• Exercise brief: Your task is to give the number of lines in the listing that include "down", and nothing else.
━━ Provided records
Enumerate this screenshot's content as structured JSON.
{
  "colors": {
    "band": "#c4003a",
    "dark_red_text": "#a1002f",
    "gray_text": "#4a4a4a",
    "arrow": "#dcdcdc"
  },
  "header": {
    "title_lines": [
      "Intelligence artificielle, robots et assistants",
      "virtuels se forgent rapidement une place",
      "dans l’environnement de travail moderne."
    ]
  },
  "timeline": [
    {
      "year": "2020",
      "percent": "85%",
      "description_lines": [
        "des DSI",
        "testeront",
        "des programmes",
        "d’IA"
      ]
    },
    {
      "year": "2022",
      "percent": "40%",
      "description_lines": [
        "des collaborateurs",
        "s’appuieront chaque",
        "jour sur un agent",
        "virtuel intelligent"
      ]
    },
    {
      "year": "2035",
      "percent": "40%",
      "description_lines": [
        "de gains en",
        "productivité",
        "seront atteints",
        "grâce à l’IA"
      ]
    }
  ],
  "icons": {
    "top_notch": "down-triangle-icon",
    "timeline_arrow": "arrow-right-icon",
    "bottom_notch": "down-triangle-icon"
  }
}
━━━━
• Written reply: 2